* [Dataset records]
BEGIN
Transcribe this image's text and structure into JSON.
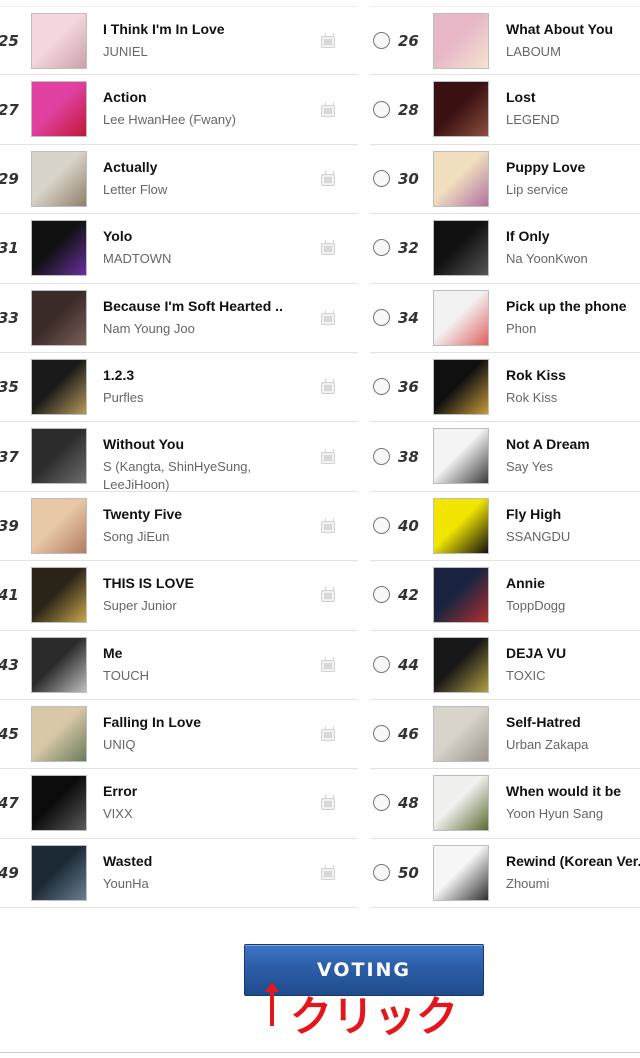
{
  "left_column": [
    {
      "rank": "25",
      "title": "I Think I'm In Love",
      "artist": "JUNIEL",
      "has_mv": true,
      "art_colors": [
        "#f5d7de",
        "#c9a0a8"
      ]
    },
    {
      "rank": "27",
      "title": "Action",
      "artist": "Lee HwanHee (Fwany)",
      "has_mv": true,
      "art_colors": [
        "#e040a0",
        "#c01838"
      ]
    },
    {
      "rank": "29",
      "title": "Actually",
      "artist": "Letter Flow",
      "has_mv": true,
      "art_colors": [
        "#d8d3c8",
        "#8e806c"
      ]
    },
    {
      "rank": "31",
      "title": "Yolo",
      "artist": "MADTOWN",
      "has_mv": true,
      "art_colors": [
        "#111111",
        "#6a2fa0"
      ]
    },
    {
      "rank": "33",
      "title": "Because I'm Soft Hearted ..",
      "artist": "Nam Young Joo",
      "has_mv": true,
      "art_colors": [
        "#3a2a28",
        "#7a5f58"
      ]
    },
    {
      "rank": "35",
      "title": "1.2.3",
      "artist": "Purfles",
      "has_mv": true,
      "art_colors": [
        "#1a1a1a",
        "#b89a5a"
      ]
    },
    {
      "rank": "37",
      "title": "Without You",
      "artist": "S (Kangta, ShinHyeSung, LeeJiHoon)",
      "has_mv": true,
      "art_colors": [
        "#2c2c2c",
        "#6d6d6d"
      ]
    },
    {
      "rank": "39",
      "title": "Twenty Five",
      "artist": "Song JiEun",
      "has_mv": true,
      "art_colors": [
        "#e9c8a8",
        "#b37b60"
      ]
    },
    {
      "rank": "41",
      "title": "THIS IS LOVE",
      "artist": "Super Junior",
      "has_mv": true,
      "art_colors": [
        "#2a2418",
        "#c7a64a"
      ]
    },
    {
      "rank": "43",
      "title": "Me",
      "artist": "TOUCH",
      "has_mv": true,
      "art_colors": [
        "#2b2b2b",
        "#bfbfbf"
      ]
    },
    {
      "rank": "45",
      "title": "Falling In Love",
      "artist": "UNIQ",
      "has_mv": true,
      "art_colors": [
        "#d8c8a8",
        "#6b7a5a"
      ]
    },
    {
      "rank": "47",
      "title": "Error",
      "artist": "VIXX",
      "has_mv": true,
      "art_colors": [
        "#0c0c0c",
        "#5a5a5a"
      ]
    },
    {
      "rank": "49",
      "title": "Wasted",
      "artist": "YounHa",
      "has_mv": true,
      "art_colors": [
        "#1c2a36",
        "#6b7f92"
      ]
    }
  ],
  "right_column": [
    {
      "rank": "26",
      "title": "What About You",
      "artist": "LABOUM",
      "art_colors": [
        "#e8b8c8",
        "#f4e4d0"
      ]
    },
    {
      "rank": "28",
      "title": "Lost",
      "artist": "LEGEND",
      "art_colors": [
        "#3a1010",
        "#8a5040"
      ]
    },
    {
      "rank": "30",
      "title": "Puppy Love",
      "artist": "Lip service",
      "art_colors": [
        "#f0e0c0",
        "#b070a0"
      ]
    },
    {
      "rank": "32",
      "title": "If Only",
      "artist": "Na YoonKwon",
      "art_colors": [
        "#111111",
        "#555555"
      ]
    },
    {
      "rank": "34",
      "title": "Pick up the phone",
      "artist": "Phon",
      "art_colors": [
        "#f2f2f2",
        "#e06060"
      ]
    },
    {
      "rank": "36",
      "title": "Rok Kiss",
      "artist": "Rok Kiss",
      "art_colors": [
        "#101010",
        "#c89a3a"
      ]
    },
    {
      "rank": "38",
      "title": "Not A Dream",
      "artist": "Say Yes",
      "art_colors": [
        "#f4f4f4",
        "#3a3a3a"
      ]
    },
    {
      "rank": "40",
      "title": "Fly High",
      "artist": "SSANGDU",
      "art_colors": [
        "#f2e600",
        "#111111"
      ]
    },
    {
      "rank": "42",
      "title": "Annie",
      "artist": "ToppDogg",
      "art_colors": [
        "#1a2440",
        "#b03030"
      ]
    },
    {
      "rank": "44",
      "title": "DEJA VU",
      "artist": "TOXIC",
      "art_colors": [
        "#181818",
        "#b0a040"
      ]
    },
    {
      "rank": "46",
      "title": "Self-Hatred",
      "artist": "Urban Zakapa",
      "art_colors": [
        "#d8d4cc",
        "#9a948a"
      ]
    },
    {
      "rank": "48",
      "title": "When would it be",
      "artist": "Yoon Hyun Sang",
      "art_colors": [
        "#f0f0ee",
        "#5a6a30"
      ]
    },
    {
      "rank": "50",
      "title": "Rewind (Korean Ver.)",
      "artist": "Zhoumi",
      "art_colors": [
        "#f6f6f6",
        "#303030"
      ]
    }
  ],
  "vote": {
    "button_label": "VOTING",
    "annotation_text": "クリック",
    "annotation_color": "#e6151c"
  }
}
END
* [WHAT NEEDS TO BE DONE]
Without including any picture, retype the entries exactly.

* [SOLUTION TO THE PROBLEM]
Transcribe this image's text and structure into JSON.
{
  "left_column": [
    {
      "rank": "25",
      "title": "I Think I'm In Love",
      "artist": "JUNIEL",
      "has_mv": true,
      "art_colors": [
        "#f5d7de",
        "#c9a0a8"
      ]
    },
    {
      "rank": "27",
      "title": "Action",
      "artist": "Lee HwanHee (Fwany)",
      "has_mv": true,
      "art_colors": [
        "#e040a0",
        "#c01838"
      ]
    },
    {
      "rank": "29",
      "title": "Actually",
      "artist": "Letter Flow",
      "has_mv": true,
      "art_colors": [
        "#d8d3c8",
        "#8e806c"
      ]
    },
    {
      "rank": "31",
      "title": "Yolo",
      "artist": "MADTOWN",
      "has_mv": true,
      "art_colors": [
        "#111111",
        "#6a2fa0"
      ]
    },
    {
      "rank": "33",
      "title": "Because I'm Soft Hearted ..",
      "artist": "Nam Young Joo",
      "has_mv": true,
      "art_colors": [
        "#3a2a28",
        "#7a5f58"
      ]
    },
    {
      "rank": "35",
      "title": "1.2.3",
      "artist": "Purfles",
      "has_mv": true,
      "art_colors": [
        "#1a1a1a",
        "#b89a5a"
      ]
    },
    {
      "rank": "37",
      "title": "Without You",
      "artist": "S (Kangta, ShinHyeSung, LeeJiHoon)",
      "has_mv": true,
      "art_colors": [
        "#2c2c2c",
        "#6d6d6d"
      ]
    },
    {
      "rank": "39",
      "title": "Twenty Five",
      "artist": "Song JiEun",
      "has_mv": true,
      "art_colors": [
        "#e9c8a8",
        "#b37b60"
      ]
    },
    {
      "rank": "41",
      "title": "THIS IS LOVE",
      "artist": "Super Junior",
      "has_mv": true,
      "art_colors": [
        "#2a2418",
        "#c7a64a"
      ]
    },
    {
      "rank": "43",
      "title": "Me",
      "artist": "TOUCH",
      "has_mv": true,
      "art_colors": [
        "#2b2b2b",
        "#bfbfbf"
      ]
    },
    {
      "rank": "45",
      "title": "Falling In Love",
      "artist": "UNIQ",
      "has_mv": true,
      "art_colors": [
        "#d8c8a8",
        "#6b7a5a"
      ]
    },
    {
      "rank": "47",
      "title": "Error",
      "artist": "VIXX",
      "has_mv": true,
      "art_colors": [
        "#0c0c0c",
        "#5a5a5a"
      ]
    },
    {
      "rank": "49",
      "title": "Wasted",
      "artist": "YounHa",
      "has_mv": true,
      "art_colors": [
        "#1c2a36",
        "#6b7f92"
      ]
    }
  ],
  "right_column": [
    {
      "rank": "26",
      "title": "What About You",
      "artist": "LABOUM",
      "art_colors": [
        "#e8b8c8",
        "#f4e4d0"
      ]
    },
    {
      "rank": "28",
      "title": "Lost",
      "artist": "LEGEND",
      "art_colors": [
        "#3a1010",
        "#8a5040"
      ]
    },
    {
      "rank": "30",
      "title": "Puppy Love",
      "artist": "Lip service",
      "art_colors": [
        "#f0e0c0",
        "#b070a0"
      ]
    },
    {
      "rank": "32",
      "title": "If Only",
      "artist": "Na YoonKwon",
      "art_colors": [
        "#111111",
        "#555555"
      ]
    },
    {
      "rank": "34",
      "title": "Pick up the phone",
      "artist": "Phon",
      "art_colors": [
        "#f2f2f2",
        "#e06060"
      ]
    },
    {
      "rank": "36",
      "title": "Rok Kiss",
      "artist": "Rok Kiss",
      "art_colors": [
        "#101010",
        "#c89a3a"
      ]
    },
    {
      "rank": "38",
      "title": "Not A Dream",
      "artist": "Say Yes",
      "art_colors": [
        "#f4f4f4",
        "#3a3a3a"
      ]
    },
    {
      "rank": "40",
      "title": "Fly High",
      "artist": "SSANGDU",
      "art_colors": [
        "#f2e600",
        "#111111"
      ]
    },
    {
      "rank": "42",
      "title": "Annie",
      "artist": "ToppDogg",
      "art_colors": [
        "#1a2440",
        "#b03030"
      ]
    },
    {
      "rank": "44",
      "title": "DEJA VU",
      "artist": "TOXIC",
      "art_colors": [
        "#181818",
        "#b0a040"
      ]
    },
    {
      "rank": "46",
      "title": "Self-Hatred",
      "artist": "Urban Zakapa",
      "art_colors": [
        "#d8d4cc",
        "#9a948a"
      ]
    },
    {
      "rank": "48",
      "title": "When would it be",
      "artist": "Yoon Hyun Sang",
      "art_colors": [
        "#f0f0ee",
        "#5a6a30"
      ]
    },
    {
      "rank": "50",
      "title": "Rewind (Korean Ver.)",
      "artist": "Zhoumi",
      "art_colors": [
        "#f6f6f6",
        "#303030"
      ]
    }
  ],
  "vote": {
    "button_label": "VOTING",
    "annotation_text": "クリック",
    "annotation_color": "#e6151c"
  }
}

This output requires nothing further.